◆ Exercise data:
================================
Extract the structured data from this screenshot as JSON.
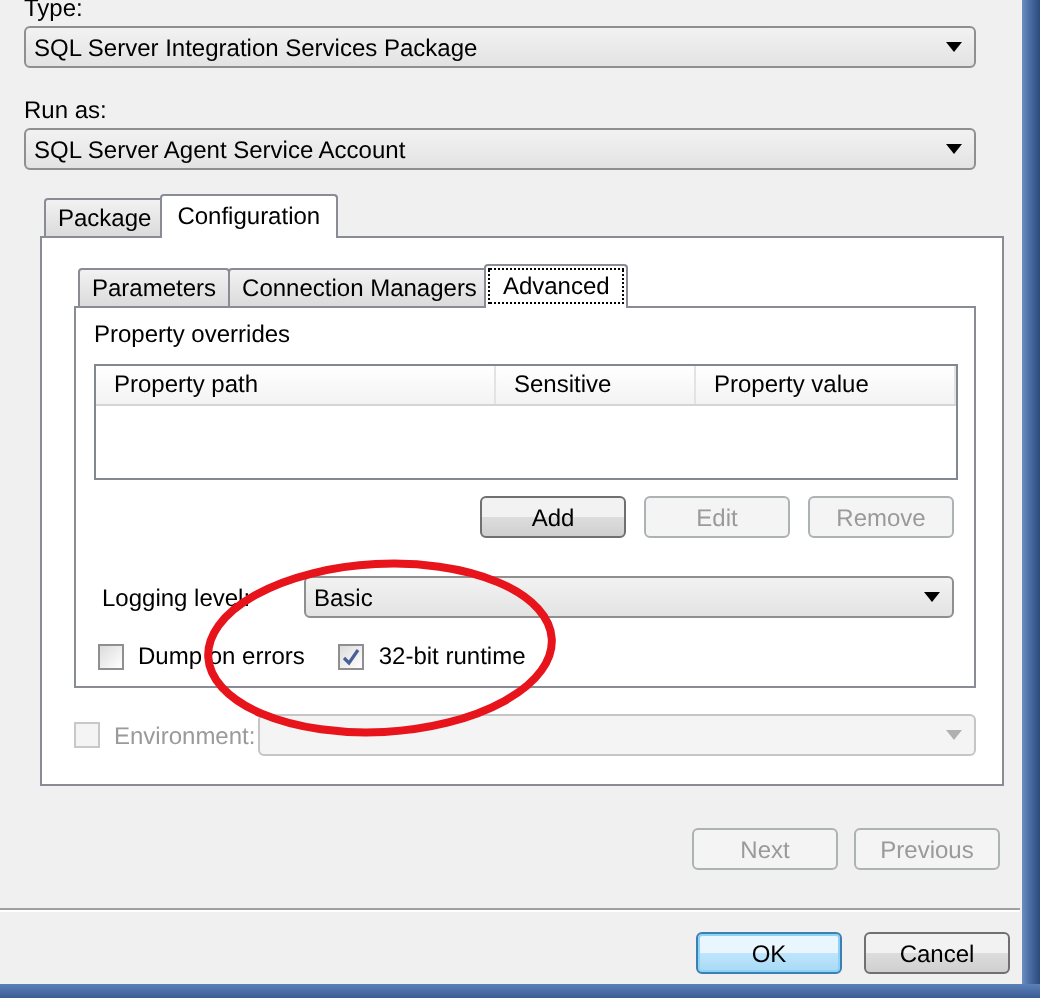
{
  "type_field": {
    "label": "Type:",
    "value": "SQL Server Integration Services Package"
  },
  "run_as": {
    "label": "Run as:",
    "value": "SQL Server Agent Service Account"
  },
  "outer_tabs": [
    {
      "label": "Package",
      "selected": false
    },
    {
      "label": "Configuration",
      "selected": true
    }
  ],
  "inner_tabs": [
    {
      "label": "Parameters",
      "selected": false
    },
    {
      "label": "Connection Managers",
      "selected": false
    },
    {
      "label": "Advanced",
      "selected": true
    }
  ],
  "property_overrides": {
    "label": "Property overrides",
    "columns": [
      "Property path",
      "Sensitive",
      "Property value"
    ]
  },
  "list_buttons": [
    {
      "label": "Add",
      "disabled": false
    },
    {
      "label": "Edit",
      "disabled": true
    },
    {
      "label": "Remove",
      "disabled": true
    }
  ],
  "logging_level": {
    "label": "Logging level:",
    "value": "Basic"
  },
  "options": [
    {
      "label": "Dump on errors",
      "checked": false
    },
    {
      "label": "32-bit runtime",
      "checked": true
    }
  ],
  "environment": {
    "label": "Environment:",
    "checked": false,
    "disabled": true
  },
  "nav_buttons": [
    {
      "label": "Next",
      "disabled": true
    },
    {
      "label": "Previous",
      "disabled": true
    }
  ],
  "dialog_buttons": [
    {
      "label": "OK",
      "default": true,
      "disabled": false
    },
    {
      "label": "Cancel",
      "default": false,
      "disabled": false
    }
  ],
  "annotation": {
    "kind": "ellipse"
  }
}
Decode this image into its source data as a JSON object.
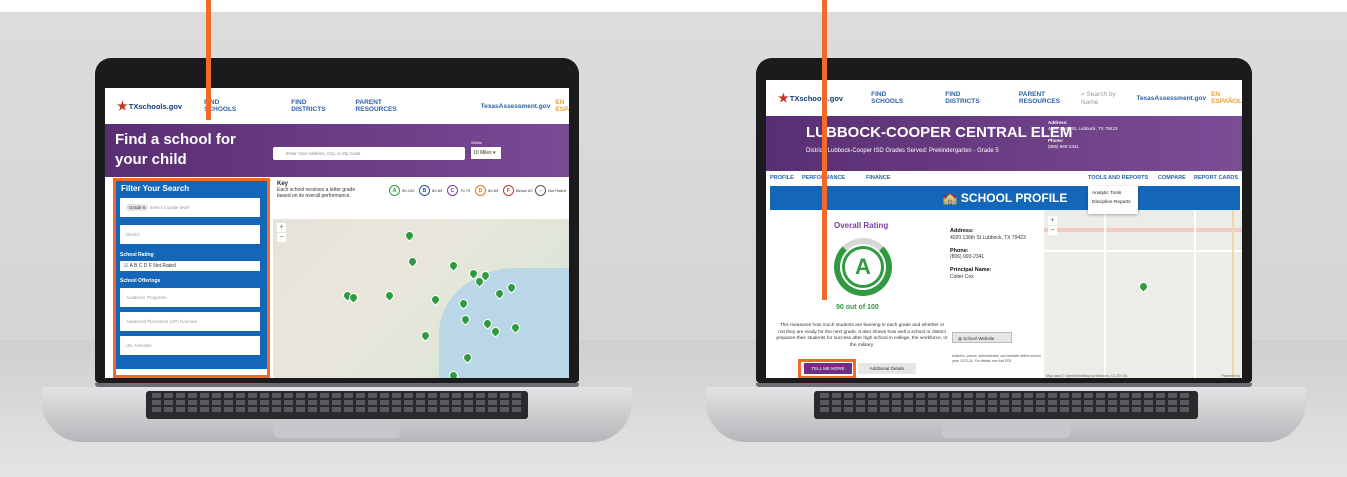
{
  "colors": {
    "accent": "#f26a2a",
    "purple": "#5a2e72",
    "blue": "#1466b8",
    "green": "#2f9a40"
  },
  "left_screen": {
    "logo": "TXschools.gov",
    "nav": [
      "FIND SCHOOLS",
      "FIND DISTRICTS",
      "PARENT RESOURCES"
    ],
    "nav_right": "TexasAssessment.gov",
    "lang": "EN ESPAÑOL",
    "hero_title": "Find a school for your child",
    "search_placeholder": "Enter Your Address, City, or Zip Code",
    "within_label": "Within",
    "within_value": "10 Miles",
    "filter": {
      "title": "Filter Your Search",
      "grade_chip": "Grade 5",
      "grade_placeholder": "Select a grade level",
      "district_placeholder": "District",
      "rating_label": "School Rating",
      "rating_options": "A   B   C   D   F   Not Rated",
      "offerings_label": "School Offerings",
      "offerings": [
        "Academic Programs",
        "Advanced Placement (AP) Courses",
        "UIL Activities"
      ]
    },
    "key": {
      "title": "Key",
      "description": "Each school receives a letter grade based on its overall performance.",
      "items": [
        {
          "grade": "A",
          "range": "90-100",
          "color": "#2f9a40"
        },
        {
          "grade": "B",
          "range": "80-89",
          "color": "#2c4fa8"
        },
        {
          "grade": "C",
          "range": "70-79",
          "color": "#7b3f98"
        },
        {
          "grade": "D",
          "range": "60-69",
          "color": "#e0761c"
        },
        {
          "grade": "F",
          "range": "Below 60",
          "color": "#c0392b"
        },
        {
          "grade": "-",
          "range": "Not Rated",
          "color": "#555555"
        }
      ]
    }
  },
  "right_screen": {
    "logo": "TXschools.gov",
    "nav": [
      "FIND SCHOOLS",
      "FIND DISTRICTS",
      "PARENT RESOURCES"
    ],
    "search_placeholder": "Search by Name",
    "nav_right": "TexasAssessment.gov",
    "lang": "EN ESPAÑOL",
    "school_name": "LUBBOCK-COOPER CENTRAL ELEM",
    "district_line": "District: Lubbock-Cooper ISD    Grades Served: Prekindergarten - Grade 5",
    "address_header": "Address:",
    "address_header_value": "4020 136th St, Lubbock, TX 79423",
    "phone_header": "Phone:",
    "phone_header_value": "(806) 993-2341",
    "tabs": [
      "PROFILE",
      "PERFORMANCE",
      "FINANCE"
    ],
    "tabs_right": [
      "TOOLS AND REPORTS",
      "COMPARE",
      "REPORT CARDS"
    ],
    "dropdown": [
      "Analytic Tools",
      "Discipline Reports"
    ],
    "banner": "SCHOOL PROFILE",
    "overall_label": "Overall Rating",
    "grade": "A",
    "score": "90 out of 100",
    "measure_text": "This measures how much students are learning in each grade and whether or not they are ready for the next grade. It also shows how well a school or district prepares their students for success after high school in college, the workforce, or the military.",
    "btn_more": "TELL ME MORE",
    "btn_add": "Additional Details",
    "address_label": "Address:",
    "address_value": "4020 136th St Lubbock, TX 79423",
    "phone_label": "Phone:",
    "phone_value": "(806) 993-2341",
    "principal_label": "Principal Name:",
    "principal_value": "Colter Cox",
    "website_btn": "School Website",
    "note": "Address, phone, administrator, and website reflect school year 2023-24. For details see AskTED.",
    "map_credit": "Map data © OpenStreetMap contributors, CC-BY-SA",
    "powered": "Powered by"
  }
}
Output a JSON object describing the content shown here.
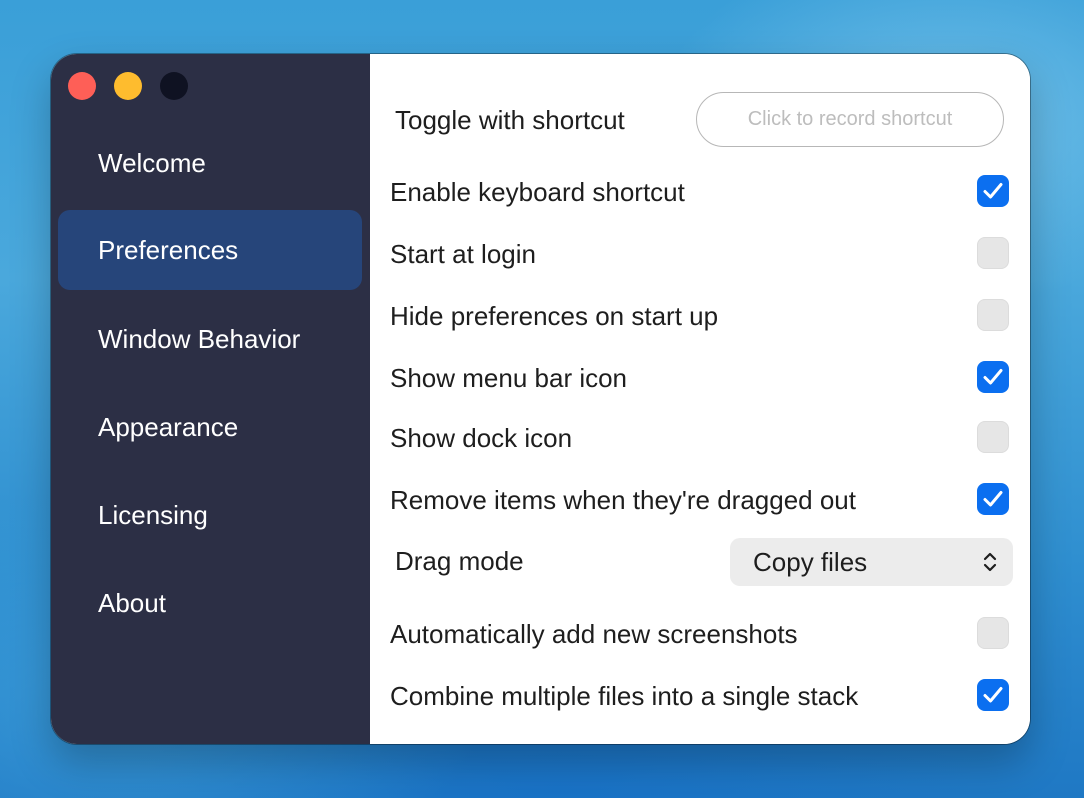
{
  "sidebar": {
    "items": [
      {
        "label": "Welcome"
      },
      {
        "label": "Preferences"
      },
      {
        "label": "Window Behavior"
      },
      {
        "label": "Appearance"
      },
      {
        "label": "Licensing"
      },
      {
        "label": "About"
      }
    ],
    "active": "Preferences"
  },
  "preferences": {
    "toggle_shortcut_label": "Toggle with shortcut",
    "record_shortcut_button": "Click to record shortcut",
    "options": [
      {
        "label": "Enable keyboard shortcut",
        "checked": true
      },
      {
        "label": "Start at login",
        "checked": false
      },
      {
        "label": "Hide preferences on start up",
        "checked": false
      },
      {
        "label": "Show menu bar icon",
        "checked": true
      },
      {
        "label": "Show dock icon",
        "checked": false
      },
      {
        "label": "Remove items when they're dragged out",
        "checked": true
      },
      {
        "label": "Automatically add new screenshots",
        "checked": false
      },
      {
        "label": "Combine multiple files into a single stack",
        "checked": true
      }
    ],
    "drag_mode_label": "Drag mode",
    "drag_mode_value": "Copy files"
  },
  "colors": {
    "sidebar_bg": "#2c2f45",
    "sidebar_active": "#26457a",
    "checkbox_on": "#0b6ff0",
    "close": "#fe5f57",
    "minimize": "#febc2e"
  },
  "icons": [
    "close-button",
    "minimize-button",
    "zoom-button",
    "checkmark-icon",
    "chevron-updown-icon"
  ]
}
================================
◆ Set task: Determine how many lines of the data contain the word "range", and reply with that number only.

◆ Result for this exercise: 6